▶ _TASK STATEMENT_:
Check every line below for the string "террористическим", and copy the lines that contain it.

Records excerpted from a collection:
— Begin —

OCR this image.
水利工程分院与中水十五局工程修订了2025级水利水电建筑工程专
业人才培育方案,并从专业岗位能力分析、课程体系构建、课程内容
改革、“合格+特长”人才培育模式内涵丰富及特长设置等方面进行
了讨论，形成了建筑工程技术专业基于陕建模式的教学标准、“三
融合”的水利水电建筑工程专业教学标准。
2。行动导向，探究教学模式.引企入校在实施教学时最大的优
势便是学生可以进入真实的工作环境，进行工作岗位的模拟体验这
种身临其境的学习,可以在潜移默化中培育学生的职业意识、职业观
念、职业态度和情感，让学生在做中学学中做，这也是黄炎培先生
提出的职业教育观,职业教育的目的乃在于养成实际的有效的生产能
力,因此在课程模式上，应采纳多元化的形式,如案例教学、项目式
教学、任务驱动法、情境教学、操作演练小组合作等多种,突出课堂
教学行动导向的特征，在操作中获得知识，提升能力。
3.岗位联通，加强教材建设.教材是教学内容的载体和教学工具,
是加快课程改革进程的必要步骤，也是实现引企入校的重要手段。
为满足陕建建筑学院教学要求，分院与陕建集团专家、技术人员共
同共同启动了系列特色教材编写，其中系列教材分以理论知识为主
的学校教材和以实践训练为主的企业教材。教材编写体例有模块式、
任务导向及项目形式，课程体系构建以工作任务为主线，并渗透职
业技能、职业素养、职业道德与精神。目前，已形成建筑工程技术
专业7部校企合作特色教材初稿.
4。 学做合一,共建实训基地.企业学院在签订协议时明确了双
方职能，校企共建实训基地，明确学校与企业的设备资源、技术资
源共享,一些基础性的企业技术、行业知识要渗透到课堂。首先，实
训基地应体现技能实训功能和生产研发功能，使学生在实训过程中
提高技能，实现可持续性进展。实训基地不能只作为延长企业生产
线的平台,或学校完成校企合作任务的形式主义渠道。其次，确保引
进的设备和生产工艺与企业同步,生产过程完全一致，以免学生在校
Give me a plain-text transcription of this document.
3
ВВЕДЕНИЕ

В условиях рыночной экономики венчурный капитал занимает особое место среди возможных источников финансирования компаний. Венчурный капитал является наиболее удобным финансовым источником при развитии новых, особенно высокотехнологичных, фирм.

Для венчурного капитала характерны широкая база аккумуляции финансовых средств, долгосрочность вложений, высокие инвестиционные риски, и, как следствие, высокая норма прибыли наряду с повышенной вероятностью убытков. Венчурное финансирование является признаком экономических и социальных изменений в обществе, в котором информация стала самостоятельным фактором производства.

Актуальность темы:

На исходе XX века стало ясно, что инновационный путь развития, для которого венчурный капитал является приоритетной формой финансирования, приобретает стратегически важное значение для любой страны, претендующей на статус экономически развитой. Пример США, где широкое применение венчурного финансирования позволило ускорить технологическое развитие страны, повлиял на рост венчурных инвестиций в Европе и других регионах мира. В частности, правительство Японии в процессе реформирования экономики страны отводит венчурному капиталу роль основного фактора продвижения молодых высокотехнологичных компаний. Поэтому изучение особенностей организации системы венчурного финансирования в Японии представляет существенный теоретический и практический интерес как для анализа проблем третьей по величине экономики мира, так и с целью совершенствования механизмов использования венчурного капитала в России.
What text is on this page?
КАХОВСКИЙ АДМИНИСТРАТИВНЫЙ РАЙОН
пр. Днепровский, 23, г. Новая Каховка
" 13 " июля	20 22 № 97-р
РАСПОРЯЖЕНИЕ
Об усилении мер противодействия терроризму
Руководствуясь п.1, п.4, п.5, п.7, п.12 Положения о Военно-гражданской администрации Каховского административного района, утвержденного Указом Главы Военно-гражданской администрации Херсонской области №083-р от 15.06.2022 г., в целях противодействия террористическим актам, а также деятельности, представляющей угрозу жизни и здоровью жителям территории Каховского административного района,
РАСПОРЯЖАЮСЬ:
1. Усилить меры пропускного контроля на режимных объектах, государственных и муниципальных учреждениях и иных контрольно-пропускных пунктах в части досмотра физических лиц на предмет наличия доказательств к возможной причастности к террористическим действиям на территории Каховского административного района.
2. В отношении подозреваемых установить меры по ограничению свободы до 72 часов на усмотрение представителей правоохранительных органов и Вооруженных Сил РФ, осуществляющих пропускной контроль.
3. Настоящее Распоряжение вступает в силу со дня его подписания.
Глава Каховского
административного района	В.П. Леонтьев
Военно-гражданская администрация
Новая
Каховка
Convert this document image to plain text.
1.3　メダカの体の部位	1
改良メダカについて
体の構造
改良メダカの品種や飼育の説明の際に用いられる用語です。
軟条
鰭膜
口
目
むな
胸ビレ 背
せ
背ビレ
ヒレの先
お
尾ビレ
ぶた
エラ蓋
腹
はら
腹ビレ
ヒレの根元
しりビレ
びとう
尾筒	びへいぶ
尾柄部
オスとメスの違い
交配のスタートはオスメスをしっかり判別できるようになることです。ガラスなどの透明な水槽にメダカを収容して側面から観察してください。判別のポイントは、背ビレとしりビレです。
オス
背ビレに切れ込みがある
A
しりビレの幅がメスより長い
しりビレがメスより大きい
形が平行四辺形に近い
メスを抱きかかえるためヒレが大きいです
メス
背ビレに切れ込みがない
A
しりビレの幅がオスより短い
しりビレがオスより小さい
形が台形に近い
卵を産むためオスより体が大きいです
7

— End —

▶ _EXERCISE SOLUTION_:
Руководствуясь п.1, п.4, п.5, п.7, п.12 Положения о Военно-гражданской администрации Каховского административного района, утвержденного Указом Главы Военно-гражданской администрации Херсонской области №083-р от 15.06.2022 г., в целях противодействия террористическим актам, а также деятельности, представляющей угрозу жизни и здоровью жителям территории Каховского административного района,
1. Усилить меры пропускного контроля на режимных объектах, государственных и муниципальных учреждениях и иных контрольно-пропускных пунктах в части досмотра физических лиц на предмет наличия доказательств к возможной причастности к террористическим действиям на территории Каховского административного района.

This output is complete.